Stored items
--
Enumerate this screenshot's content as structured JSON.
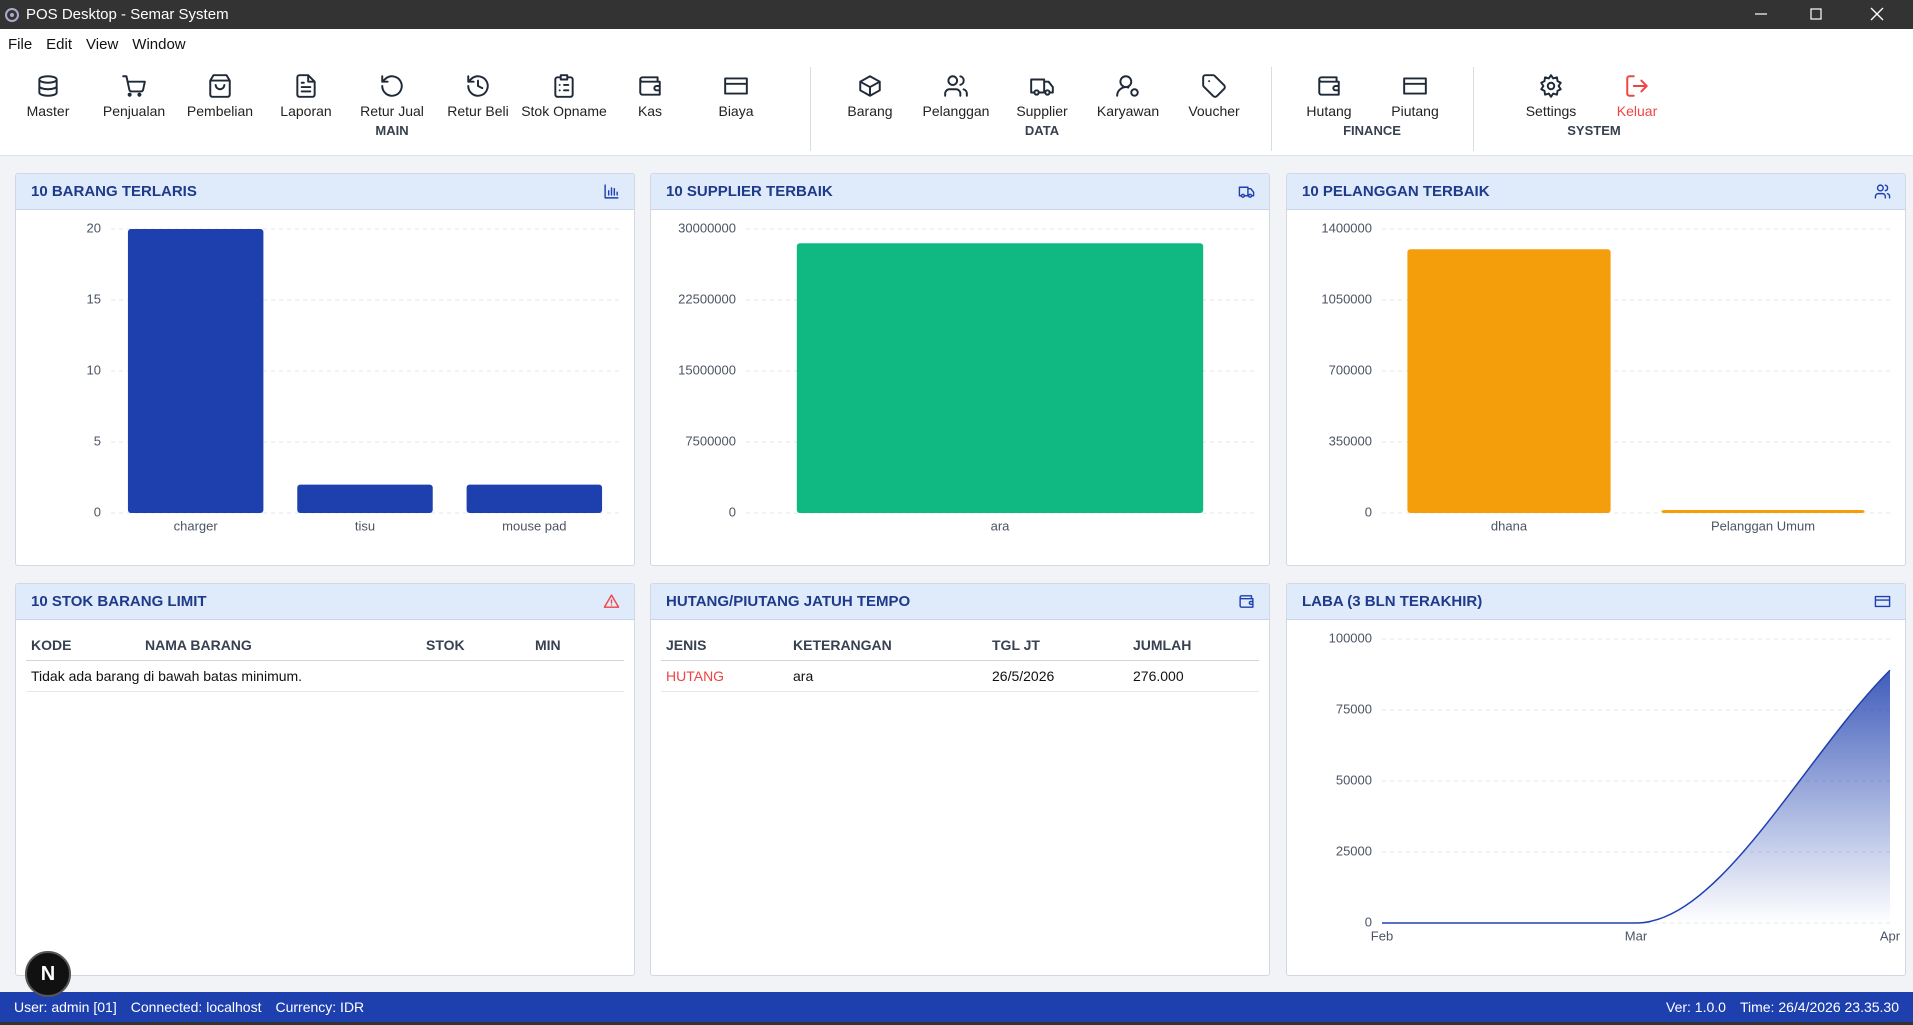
{
  "window": {
    "title": "POS Desktop - Semar System"
  },
  "menu": [
    "File",
    "Edit",
    "View",
    "Window"
  ],
  "toolbar": [
    {
      "label": "MAIN",
      "buttons": [
        "Master",
        "Penjualan",
        "Pembelian",
        "Laporan",
        "Retur Jual",
        "Retur Beli",
        "Stok Opname",
        "Kas",
        "Biaya"
      ]
    },
    {
      "label": "DATA",
      "buttons": [
        "Barang",
        "Pelanggan",
        "Supplier",
        "Karyawan",
        "Voucher"
      ]
    },
    {
      "label": "FINANCE",
      "buttons": [
        "Hutang",
        "Piutang"
      ]
    },
    {
      "label": "SYSTEM",
      "buttons": [
        "Settings",
        "Keluar"
      ]
    }
  ],
  "chart_data": [
    {
      "type": "bar",
      "title": "10 BARANG TERLARIS",
      "categories": [
        "charger",
        "tisu",
        "mouse pad"
      ],
      "values": [
        20,
        2,
        2
      ],
      "color": "#1e40af",
      "ylim": [
        0,
        20
      ],
      "yticks": [
        0,
        5,
        10,
        15,
        20
      ],
      "grid": true
    },
    {
      "type": "bar",
      "title": "10 SUPPLIER TERBAIK",
      "categories": [
        "ara"
      ],
      "values": [
        28500000
      ],
      "color": "#10b981",
      "ylim": [
        0,
        30000000
      ],
      "yticks": [
        0,
        7500000,
        15000000,
        22500000,
        30000000
      ],
      "grid": true
    },
    {
      "type": "bar",
      "title": "10 PELANGGAN TERBAIK",
      "categories": [
        "dhana",
        "Pelanggan Umum"
      ],
      "values": [
        1300000,
        15000
      ],
      "color": "#f59e0b",
      "ylim": [
        0,
        1400000
      ],
      "yticks": [
        0,
        350000,
        700000,
        1050000,
        1400000
      ],
      "grid": true
    },
    {
      "type": "area",
      "title": "LABA (3 BLN TERAKHIR)",
      "categories": [
        "Feb",
        "Mar",
        "Apr"
      ],
      "values": [
        0,
        0,
        89000
      ],
      "color": "#1e40af",
      "ylim": [
        0,
        100000
      ],
      "yticks": [
        0,
        25000,
        50000,
        75000,
        100000
      ],
      "grid": true
    }
  ],
  "stock_table": {
    "title": "10 STOK BARANG LIMIT",
    "columns": [
      "KODE",
      "NAMA BARANG",
      "STOK",
      "MIN"
    ],
    "empty_message": "Tidak ada barang di bawah batas minimum."
  },
  "due_table": {
    "title": "HUTANG/PIUTANG JATUH TEMPO",
    "columns": [
      "JENIS",
      "KETERANGAN",
      "TGL JT",
      "JUMLAH"
    ],
    "rows": [
      [
        "HUTANG",
        "ara",
        "26/5/2026",
        "276.000"
      ]
    ]
  },
  "status_bar": {
    "left": [
      "User: admin [01]",
      "Connected: localhost",
      "Currency: IDR"
    ],
    "right": [
      "Ver: 1.0.0",
      "Time: 26/4/2026 23.35.30"
    ]
  },
  "dev_badge": "N"
}
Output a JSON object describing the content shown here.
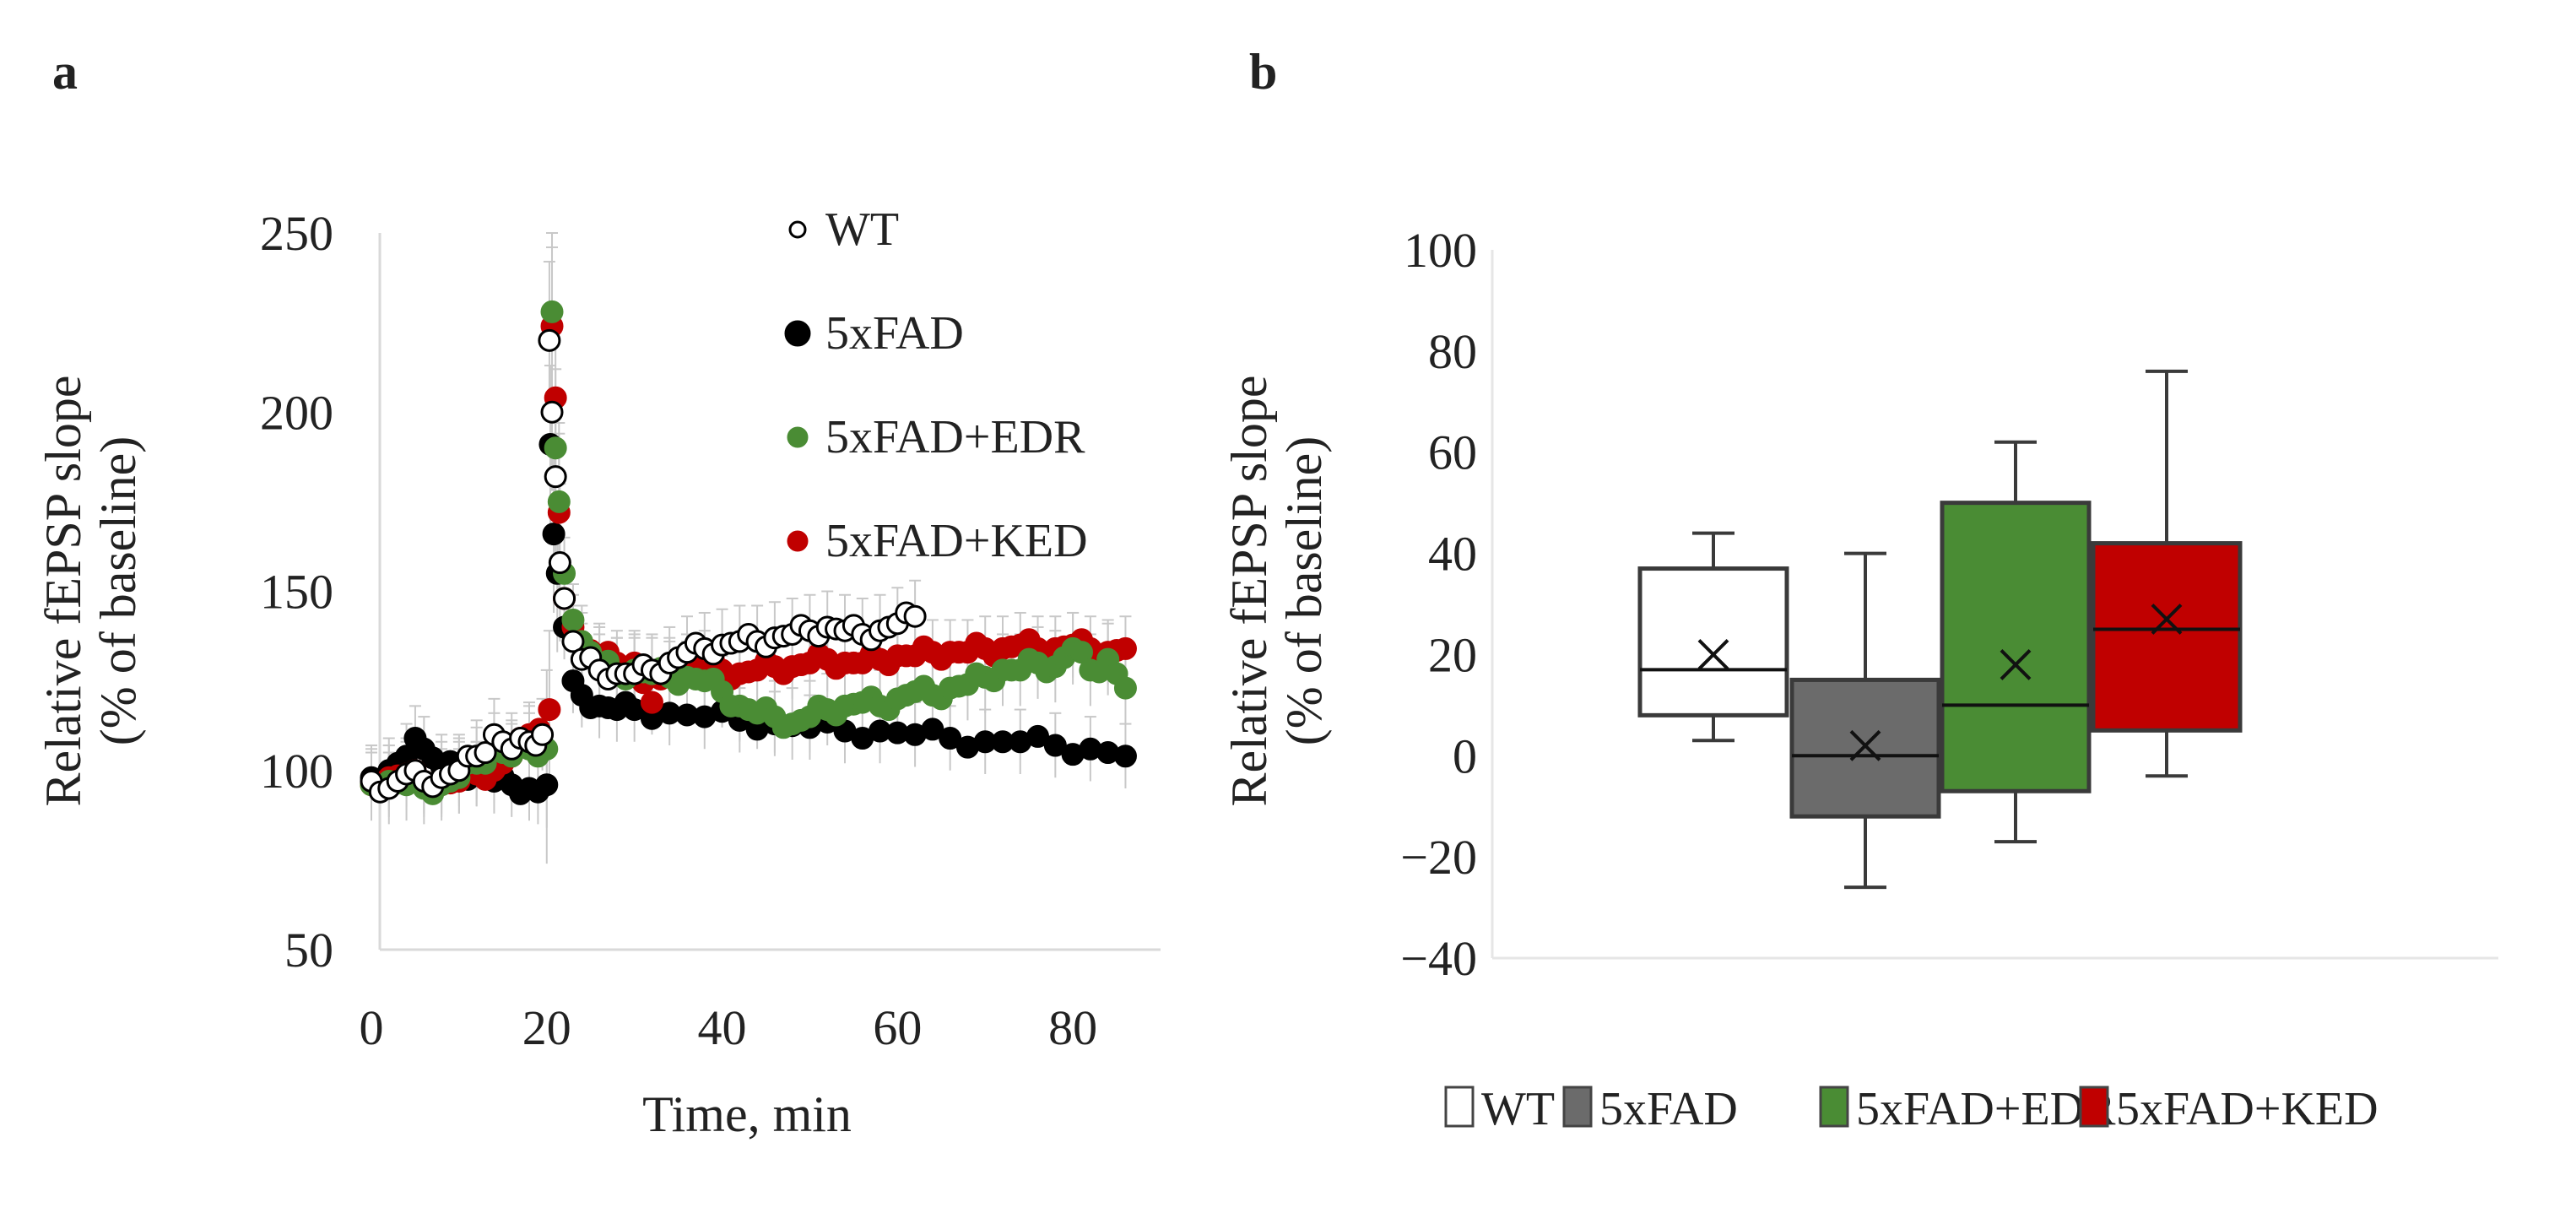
{
  "chart_data": [
    {
      "panel": "a",
      "type": "scatter",
      "title": "",
      "xlabel": "Time, min",
      "ylabel": "Relative fEPSP slope (% of baseline)",
      "xlim": [
        0,
        90
      ],
      "ylim": [
        50,
        250
      ],
      "xticks": [
        "0",
        "20",
        "40",
        "60",
        "80"
      ],
      "yticks": [
        "50",
        "100",
        "150",
        "200",
        "250"
      ],
      "grid": false,
      "legend_position": "top-right",
      "error_bars": "SEM (grey)",
      "series": [
        {
          "name": "WT",
          "color": "#ffffff",
          "stroke": "#000000",
          "x": [
            0,
            2,
            4,
            6,
            8,
            10,
            12,
            14,
            16,
            18,
            19.5,
            20.3,
            20.6,
            21,
            21.5,
            22,
            23,
            24,
            26,
            28,
            30,
            32,
            34,
            36,
            38,
            40,
            42,
            44,
            46,
            48,
            50,
            52,
            54,
            56,
            58,
            60,
            62
          ],
          "y": [
            97,
            95,
            99,
            97,
            98,
            100,
            104,
            110,
            106,
            108,
            110,
            220,
            200,
            182,
            158,
            148,
            136,
            131,
            128,
            127,
            127,
            128,
            130,
            133,
            134,
            135,
            136,
            136,
            137,
            138,
            139,
            140,
            139,
            138,
            139,
            141,
            143
          ],
          "sem": 10
        },
        {
          "name": "5xFAD",
          "color": "#000000",
          "stroke": "#000000",
          "x": [
            0,
            2,
            4,
            5,
            6,
            8,
            10,
            12,
            14,
            16,
            18,
            19,
            20,
            20.4,
            20.8,
            21.2,
            22,
            23,
            24,
            26,
            28,
            30,
            34,
            38,
            42,
            46,
            50,
            54,
            58,
            62,
            66,
            70,
            74,
            78,
            82,
            86
          ],
          "y": [
            98,
            100,
            104,
            109,
            106,
            101,
            100,
            99,
            97,
            96,
            95,
            94,
            96,
            191,
            166,
            155,
            140,
            125,
            121,
            118,
            117,
            117,
            116,
            115,
            114,
            113,
            112,
            111,
            111,
            110,
            109,
            108,
            108,
            107,
            106,
            104
          ],
          "sem": 9
        },
        {
          "name": "5xFAD+EDR",
          "color": "#4a8c34",
          "stroke": "#4a8c34",
          "x": [
            0,
            2,
            4,
            6,
            8,
            10,
            12,
            14,
            16,
            18,
            20,
            20.6,
            21,
            21.4,
            22,
            23,
            24,
            26,
            28,
            30,
            32,
            34,
            36,
            38,
            40,
            42,
            44,
            46,
            48,
            50,
            52,
            54,
            56,
            58,
            60,
            62,
            64,
            66,
            68,
            70,
            72,
            74,
            76,
            78,
            80,
            82,
            84,
            86
          ],
          "y": [
            96,
            97,
            96,
            95,
            96,
            98,
            102,
            106,
            104,
            106,
            106,
            228,
            190,
            175,
            155,
            142,
            136,
            130,
            127,
            128,
            127,
            126,
            126,
            125,
            122,
            118,
            116,
            115,
            113,
            115,
            117,
            118,
            119,
            118,
            120,
            122,
            121,
            123,
            124,
            126,
            128,
            128,
            130,
            129,
            134,
            128,
            131,
            123
          ],
          "sem": 10
        },
        {
          "name": "5xFAD+KED",
          "color": "#c00000",
          "stroke": "#c00000",
          "x": [
            0,
            2,
            4,
            6,
            8,
            10,
            12,
            14,
            16,
            18,
            20.3,
            20.6,
            21,
            21.4,
            22,
            23,
            24,
            26,
            28,
            30,
            32,
            34,
            36,
            38,
            40,
            42,
            44,
            46,
            48,
            50,
            52,
            54,
            56,
            58,
            60,
            62,
            64,
            66,
            68,
            70,
            72,
            74,
            76,
            78,
            80,
            82,
            84,
            86
          ],
          "y": [
            96,
            98,
            99,
            97,
            96,
            97,
            99,
            100,
            104,
            110,
            117,
            224,
            204,
            172,
            148,
            140,
            135,
            132,
            130,
            130,
            119,
            128,
            129,
            130,
            128,
            127,
            128,
            129,
            129,
            130,
            131,
            130,
            130,
            131,
            132,
            132,
            133,
            133,
            133,
            134,
            134,
            135,
            134,
            134,
            135,
            134,
            133,
            134
          ],
          "sem": 9
        }
      ]
    },
    {
      "panel": "b",
      "type": "box",
      "title": "",
      "xlabel": "",
      "ylabel": "Relative fEPSP slope (% of baseline)",
      "ylim": [
        -40,
        100
      ],
      "yticks": [
        "-40",
        "-20",
        "0",
        "20",
        "40",
        "60",
        "80",
        "100"
      ],
      "grid": false,
      "legend_position": "bottom",
      "categories": [
        "WT",
        "5xFAD",
        "5xFAD+EDR",
        "5xFAD+KED"
      ],
      "colors": [
        "#ffffff",
        "#6b6b6b",
        "#4a8c34",
        "#c00000"
      ],
      "series": [
        {
          "name": "WT",
          "min": 3,
          "q1": 8,
          "median": 17,
          "q3": 37,
          "max": 44,
          "mean": 20
        },
        {
          "name": "5xFAD",
          "min": -26,
          "q1": -12,
          "median": 0,
          "q3": 15,
          "max": 40,
          "mean": 2
        },
        {
          "name": "5xFAD+EDR",
          "min": -17,
          "q1": -7,
          "median": 10,
          "q3": 50,
          "max": 62,
          "mean": 18
        },
        {
          "name": "5xFAD+KED",
          "min": -4,
          "q1": 5,
          "median": 25,
          "q3": 42,
          "max": 76,
          "mean": 27
        }
      ]
    }
  ],
  "labels": {
    "panel_a": "a",
    "panel_b": "b",
    "ylabel_line1": "Relative fEPSP slope",
    "ylabel_line2": "(% of baseline)"
  }
}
--
**EXERCISE TASK:**
Copy out each line in the preceding records that contains "title".

**PROBLEM SOLUTION:**
    "title": "POS Desktop - Semar System"
      "title": "10 BARANG TERLARIS",
      "title": "10 SUPPLIER TERBAIK",
      "title": "10 PELANGGAN TERBAIK",
      "title": "LABA (3 BLN TERAKHIR)",
    "title": "10 STOK BARANG LIMIT",
    "title": "HUTANG/PIUTANG JATUH TEMPO",
      "title": "",
      "title": "",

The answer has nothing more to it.